→ **Text extract**:
========================================
John GouldA few weeks ago, while shuffling past the oversize book shelves at the Rutland Free Library, a tome, fronted with a painting of a sharp-eyed merlin, alighting on its nest, with her desperately gaping young, caught the corner of my eye. Boldly titled John Gould’s Birds, my curiosity was now piqued, and I had to take a closer look. After flipping through just a few pages, I knew that, despite being already burdened down by clunky boots, a down coat and several books for winter reading, this had to be added to my pack.

John Gould is known for his publications on the birds and animals of three continents, monographs on toucans, trogons and hummingbirds, illustrations for two ships’ voyages, and about 300 scientific articles.

He was born on September 14, 1804, in Lyme Regis, Dorset, England, a town noted for its healthy clime and restorative bathing opportunities, certainly a snug “nest” for someone with a bent for nature. A childhood family move to Surrey, an area rich in wildlife, provided a variety of meadows, woodlands, ponds and rivers for exploration. He collected nests and shot specimens. As I’ve learned from my previous reading (and related in my book reviews), this was considered at the time, not mischievous antics, but wholesome, and was common in the U.S. as well. The introductory chapter included a side comment that Great Britain passed its “Wild Birds Protection Act” in 1880. I couldn’t help wonder, why, despite our pompous declaration of rights, liberty and democracy, the Brits were decades ahead of us in taking a stand against slavery AND against mindless destruction of birds.

Gould’s father was a gardener, eventually attaining a position at the grounds of Windsor Castle, where the young Gould was placed under a Mr. Archer for further horticultural training. However, John found his interest turned toward taxidermy. In 1825, he set up business as a taxidermist in London where he became renowned for his skills. In 1827, he was appointed “Curator and Preserver” to the Zoological society of London. He preserved a great number of specimens for their museum’s constantly growing collection.
========================================
→ **Stated goal 1**: Restate the John Gould text word for word, in full.
The records that follow have no connection to the text about John Gould.
========================================
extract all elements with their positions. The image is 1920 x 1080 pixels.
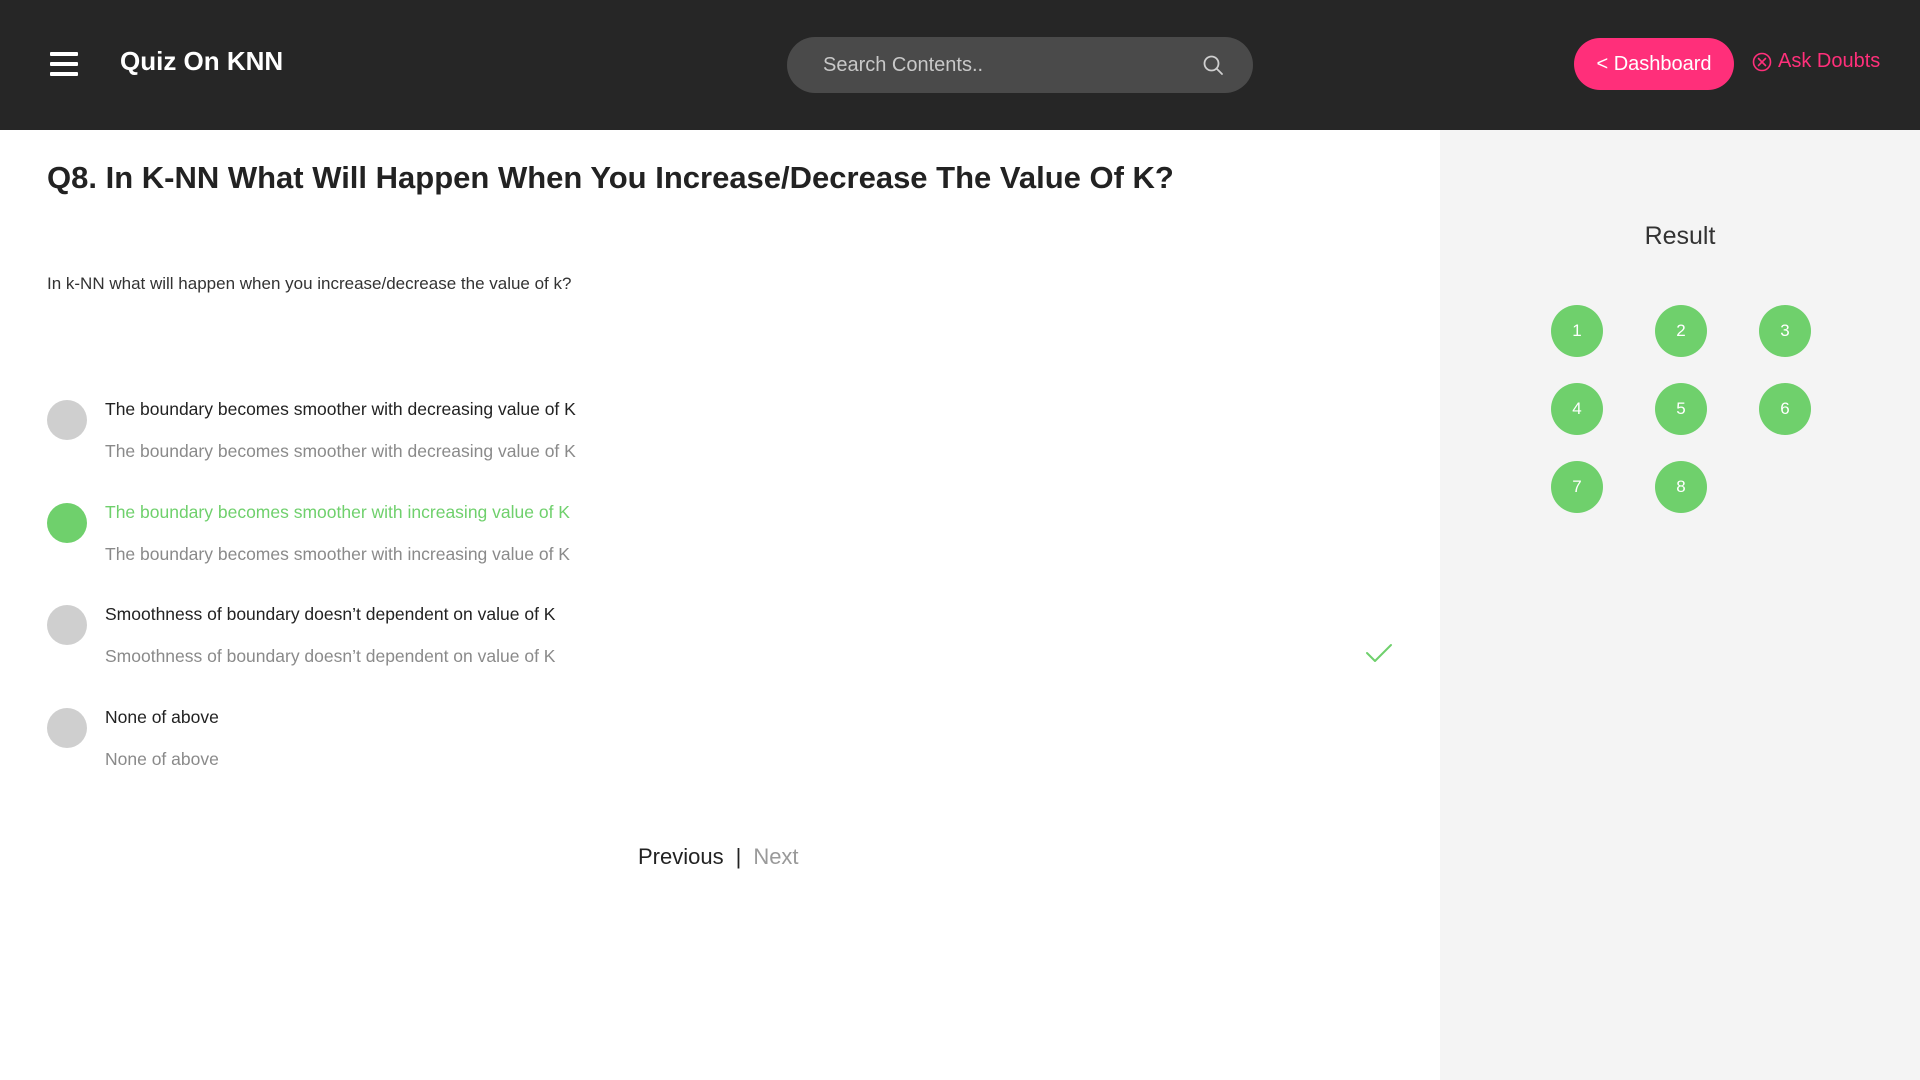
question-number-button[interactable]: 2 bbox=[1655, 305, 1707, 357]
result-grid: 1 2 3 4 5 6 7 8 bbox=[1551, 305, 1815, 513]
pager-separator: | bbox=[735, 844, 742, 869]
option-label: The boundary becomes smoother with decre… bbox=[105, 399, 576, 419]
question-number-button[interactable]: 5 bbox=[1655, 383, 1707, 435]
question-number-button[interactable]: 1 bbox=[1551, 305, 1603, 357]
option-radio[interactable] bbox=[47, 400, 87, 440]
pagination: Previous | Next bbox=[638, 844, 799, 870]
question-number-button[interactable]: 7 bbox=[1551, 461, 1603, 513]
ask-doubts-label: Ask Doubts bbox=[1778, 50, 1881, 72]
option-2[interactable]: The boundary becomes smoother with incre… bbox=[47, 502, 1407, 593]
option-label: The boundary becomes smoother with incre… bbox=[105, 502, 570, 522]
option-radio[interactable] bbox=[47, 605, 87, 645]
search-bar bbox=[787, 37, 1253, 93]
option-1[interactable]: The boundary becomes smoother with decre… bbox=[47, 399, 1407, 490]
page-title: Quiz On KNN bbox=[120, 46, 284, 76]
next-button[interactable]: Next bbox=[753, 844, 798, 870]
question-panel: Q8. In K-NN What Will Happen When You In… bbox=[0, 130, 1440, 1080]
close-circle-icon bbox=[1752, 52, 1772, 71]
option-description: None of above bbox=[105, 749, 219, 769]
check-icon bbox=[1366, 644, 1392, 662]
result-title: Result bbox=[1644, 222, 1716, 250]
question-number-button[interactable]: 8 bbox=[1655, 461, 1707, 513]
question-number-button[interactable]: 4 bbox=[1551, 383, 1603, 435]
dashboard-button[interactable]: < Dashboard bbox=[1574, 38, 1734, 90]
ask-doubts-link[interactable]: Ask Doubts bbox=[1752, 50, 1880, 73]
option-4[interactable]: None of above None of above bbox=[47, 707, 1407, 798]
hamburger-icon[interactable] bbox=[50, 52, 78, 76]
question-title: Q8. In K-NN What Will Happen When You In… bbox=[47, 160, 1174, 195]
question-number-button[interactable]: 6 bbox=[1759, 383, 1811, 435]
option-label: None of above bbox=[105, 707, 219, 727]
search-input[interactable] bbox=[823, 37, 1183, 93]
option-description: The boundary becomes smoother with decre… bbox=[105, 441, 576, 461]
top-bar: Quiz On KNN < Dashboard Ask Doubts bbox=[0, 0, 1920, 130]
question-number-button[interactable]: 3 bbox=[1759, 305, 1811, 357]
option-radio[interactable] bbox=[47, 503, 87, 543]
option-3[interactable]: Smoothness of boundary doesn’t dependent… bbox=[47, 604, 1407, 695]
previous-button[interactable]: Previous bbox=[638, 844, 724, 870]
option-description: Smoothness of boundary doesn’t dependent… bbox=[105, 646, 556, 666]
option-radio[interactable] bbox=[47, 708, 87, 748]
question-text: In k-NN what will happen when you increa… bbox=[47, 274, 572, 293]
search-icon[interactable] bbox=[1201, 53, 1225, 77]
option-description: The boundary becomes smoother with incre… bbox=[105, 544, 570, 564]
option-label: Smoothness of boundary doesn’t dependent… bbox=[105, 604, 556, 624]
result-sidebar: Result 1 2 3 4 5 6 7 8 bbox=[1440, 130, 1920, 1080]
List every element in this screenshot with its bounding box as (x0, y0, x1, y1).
========================================
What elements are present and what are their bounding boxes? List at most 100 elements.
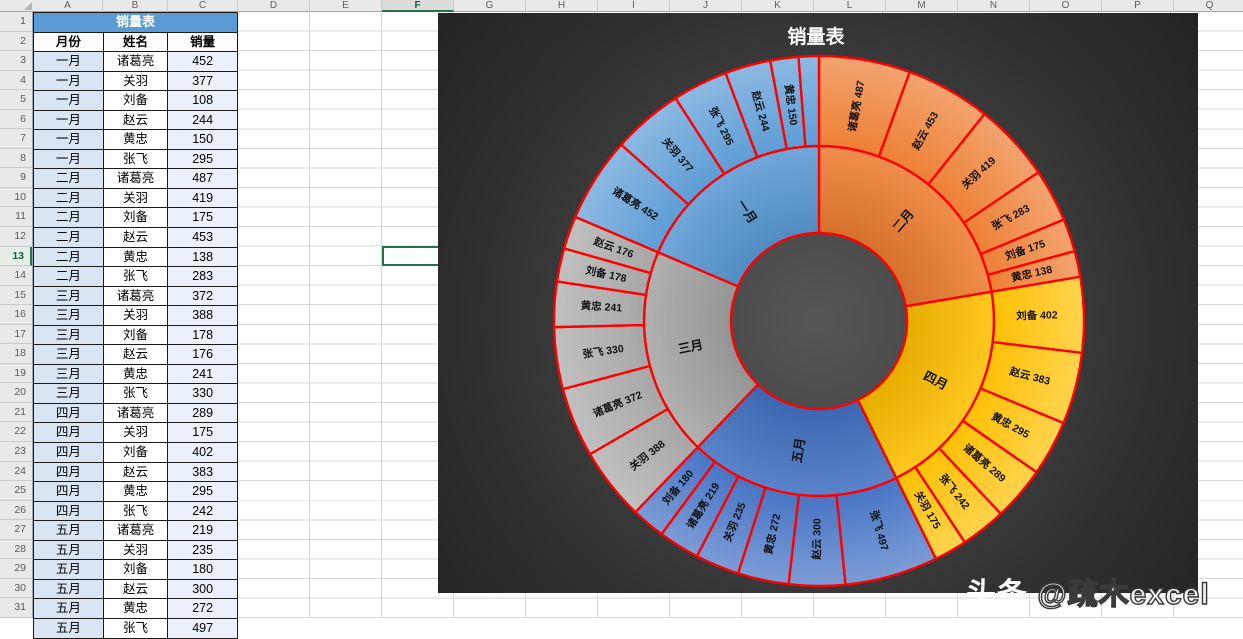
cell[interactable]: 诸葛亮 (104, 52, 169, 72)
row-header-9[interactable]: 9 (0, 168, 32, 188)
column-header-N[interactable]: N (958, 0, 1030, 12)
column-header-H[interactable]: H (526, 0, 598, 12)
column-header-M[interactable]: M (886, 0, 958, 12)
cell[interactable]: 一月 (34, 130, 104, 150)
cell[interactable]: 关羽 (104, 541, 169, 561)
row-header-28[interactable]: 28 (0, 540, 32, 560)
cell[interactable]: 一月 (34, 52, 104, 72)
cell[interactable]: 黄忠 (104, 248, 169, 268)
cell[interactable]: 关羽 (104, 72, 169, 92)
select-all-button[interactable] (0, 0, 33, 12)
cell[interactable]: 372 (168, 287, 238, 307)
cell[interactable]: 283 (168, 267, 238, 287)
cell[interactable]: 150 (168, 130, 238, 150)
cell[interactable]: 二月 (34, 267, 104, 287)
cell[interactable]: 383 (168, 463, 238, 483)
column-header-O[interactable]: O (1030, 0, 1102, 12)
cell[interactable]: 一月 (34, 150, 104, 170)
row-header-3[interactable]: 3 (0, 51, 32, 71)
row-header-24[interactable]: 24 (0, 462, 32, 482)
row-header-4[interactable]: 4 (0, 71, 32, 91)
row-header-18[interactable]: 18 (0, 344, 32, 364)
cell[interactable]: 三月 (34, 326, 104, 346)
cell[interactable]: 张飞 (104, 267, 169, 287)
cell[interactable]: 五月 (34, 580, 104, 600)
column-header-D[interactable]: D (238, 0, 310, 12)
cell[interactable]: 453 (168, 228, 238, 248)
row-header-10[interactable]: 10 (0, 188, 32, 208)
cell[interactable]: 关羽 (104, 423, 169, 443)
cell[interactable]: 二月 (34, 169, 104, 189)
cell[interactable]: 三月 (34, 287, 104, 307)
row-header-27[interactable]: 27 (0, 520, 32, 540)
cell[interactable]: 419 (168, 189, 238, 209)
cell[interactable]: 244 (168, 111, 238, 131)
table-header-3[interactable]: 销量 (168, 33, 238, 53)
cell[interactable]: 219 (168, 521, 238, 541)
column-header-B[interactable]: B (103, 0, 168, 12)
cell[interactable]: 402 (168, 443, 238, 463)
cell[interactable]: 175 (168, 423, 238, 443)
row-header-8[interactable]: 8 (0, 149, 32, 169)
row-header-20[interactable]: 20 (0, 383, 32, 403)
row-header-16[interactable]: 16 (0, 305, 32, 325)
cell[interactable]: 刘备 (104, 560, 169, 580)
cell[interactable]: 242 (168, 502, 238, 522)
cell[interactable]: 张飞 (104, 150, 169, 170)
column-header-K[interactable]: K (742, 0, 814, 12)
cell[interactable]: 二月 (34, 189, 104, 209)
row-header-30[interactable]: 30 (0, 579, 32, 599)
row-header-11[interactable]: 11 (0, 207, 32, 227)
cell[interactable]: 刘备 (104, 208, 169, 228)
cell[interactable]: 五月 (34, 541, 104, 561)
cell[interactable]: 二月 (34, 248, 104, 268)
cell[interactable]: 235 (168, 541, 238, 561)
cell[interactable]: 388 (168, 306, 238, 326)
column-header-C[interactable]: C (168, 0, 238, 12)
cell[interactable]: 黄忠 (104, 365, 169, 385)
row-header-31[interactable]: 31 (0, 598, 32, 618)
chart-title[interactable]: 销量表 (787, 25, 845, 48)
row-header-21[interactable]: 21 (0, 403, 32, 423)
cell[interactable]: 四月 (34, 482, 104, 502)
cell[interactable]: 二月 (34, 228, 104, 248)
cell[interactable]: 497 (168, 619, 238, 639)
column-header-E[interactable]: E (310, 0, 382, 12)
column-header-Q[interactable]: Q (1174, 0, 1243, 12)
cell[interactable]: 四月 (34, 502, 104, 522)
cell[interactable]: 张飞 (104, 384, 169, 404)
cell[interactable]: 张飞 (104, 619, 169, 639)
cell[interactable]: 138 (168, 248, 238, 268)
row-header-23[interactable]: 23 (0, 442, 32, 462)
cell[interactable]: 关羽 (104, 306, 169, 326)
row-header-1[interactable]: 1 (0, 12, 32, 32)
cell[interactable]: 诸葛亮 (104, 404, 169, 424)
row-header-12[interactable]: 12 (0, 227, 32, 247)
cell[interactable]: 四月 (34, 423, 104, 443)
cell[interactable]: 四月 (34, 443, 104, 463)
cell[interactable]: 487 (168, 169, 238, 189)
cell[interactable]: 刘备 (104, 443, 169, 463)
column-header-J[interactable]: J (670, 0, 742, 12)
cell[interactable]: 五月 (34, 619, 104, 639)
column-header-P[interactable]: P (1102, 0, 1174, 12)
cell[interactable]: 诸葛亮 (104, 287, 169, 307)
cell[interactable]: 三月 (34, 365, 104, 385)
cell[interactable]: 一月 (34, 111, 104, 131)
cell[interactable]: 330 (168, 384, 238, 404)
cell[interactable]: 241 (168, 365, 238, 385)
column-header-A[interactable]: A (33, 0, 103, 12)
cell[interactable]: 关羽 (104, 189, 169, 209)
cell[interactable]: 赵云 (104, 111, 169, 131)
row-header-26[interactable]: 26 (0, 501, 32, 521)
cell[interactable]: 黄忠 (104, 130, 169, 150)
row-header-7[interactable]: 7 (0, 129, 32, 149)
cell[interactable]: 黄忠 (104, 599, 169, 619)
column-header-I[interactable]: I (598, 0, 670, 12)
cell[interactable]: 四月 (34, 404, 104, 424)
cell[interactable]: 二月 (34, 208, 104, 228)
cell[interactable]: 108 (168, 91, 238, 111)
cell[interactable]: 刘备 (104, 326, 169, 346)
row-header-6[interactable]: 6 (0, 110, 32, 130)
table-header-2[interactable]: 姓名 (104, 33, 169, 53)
========================================
→ **Stated goal 2**: Quote the records from the line with "cell[interactable]: 诸葛亮 (104, 52, 169, 72)" to the line with "row-header-24[interactable]: 24 (0, 462, 32, 482)", and give only those lines.

→ **Complete output 1**:
John GouldA few weeks ago, while shuffling past the oversize book shelves at the Rutland Free Library, a tome, fronted with a painting of a sharp-eyed merlin, alighting on its nest, with her desperately gaping young, caught the corner of my eye. Boldly titled John Gould’s Birds, my curiosity was now piqued, and I had to take a closer look. After flipping through just a few pages, I knew that, despite being already burdened down by clunky boots, a down coat and several books for winter reading, this had to be added to my pack.

John Gould is known for his publications on the birds and animals of three continents, monographs on toucans, trogons and hummingbirds, illustrations for two ships’ voyages, and about 300 scientific articles.

He was born on September 14, 1804, in Lyme Regis, Dorset, England, a town noted for its healthy clime and restorative bathing opportunities, certainly a snug “nest” for someone with a bent for nature. A childhood family move to Surrey, an area rich in wildlife, provided a variety of meadows, woodlands, ponds and rivers for exploration. He collected nests and shot specimens. As I’ve learned from my previous reading (and related in my book reviews), this was considered at the time, not mischievous antics, but wholesome, and was common in the U.S. as well. The introductory chapter included a side comment that Great Britain passed its “Wild Birds Protection Act” in 1880. I couldn’t help wonder, why, despite our pompous declaration of rights, liberty and democracy, the Brits were decades ahead of us in taking a stand against slavery AND against mindless destruction of birds.

Gould’s father was a gardener, eventually attaining a position at the grounds of Windsor Castle, where the young Gould was placed under a Mr. Archer for further horticultural training. However, John found his interest turned toward taxidermy. In 1825, he set up business as a taxidermist in London where he became renowned for his skills. In 1827, he was appointed “Curator and Preserver” to the Zoological society of London. He preserved a great number of specimens for their museum’s constantly growing collection.

→ **Complete output 2**:
cell[interactable]: 诸葛亮 (104, 52, 169, 72)
row-header-9[interactable]: 9 (0, 168, 32, 188)
column-header-N[interactable]: N (958, 0, 1030, 12)
column-header-H[interactable]: H (526, 0, 598, 12)
column-header-M[interactable]: M (886, 0, 958, 12)
cell[interactable]: 一月 (34, 130, 104, 150)
cell[interactable]: 关羽 (104, 541, 169, 561)
row-header-28[interactable]: 28 (0, 540, 32, 560)
cell[interactable]: 一月 (34, 52, 104, 72)
cell[interactable]: 黄忠 (104, 248, 169, 268)
cell[interactable]: 关羽 (104, 72, 169, 92)
select-all-button[interactable] (0, 0, 33, 12)
cell[interactable]: 372 (168, 287, 238, 307)
cell[interactable]: 283 (168, 267, 238, 287)
cell[interactable]: 150 (168, 130, 238, 150)
cell[interactable]: 二月 (34, 267, 104, 287)
cell[interactable]: 383 (168, 463, 238, 483)
column-header-O[interactable]: O (1030, 0, 1102, 12)
cell[interactable]: 一月 (34, 150, 104, 170)
row-header-3[interactable]: 3 (0, 51, 32, 71)
row-header-24[interactable]: 24 (0, 462, 32, 482)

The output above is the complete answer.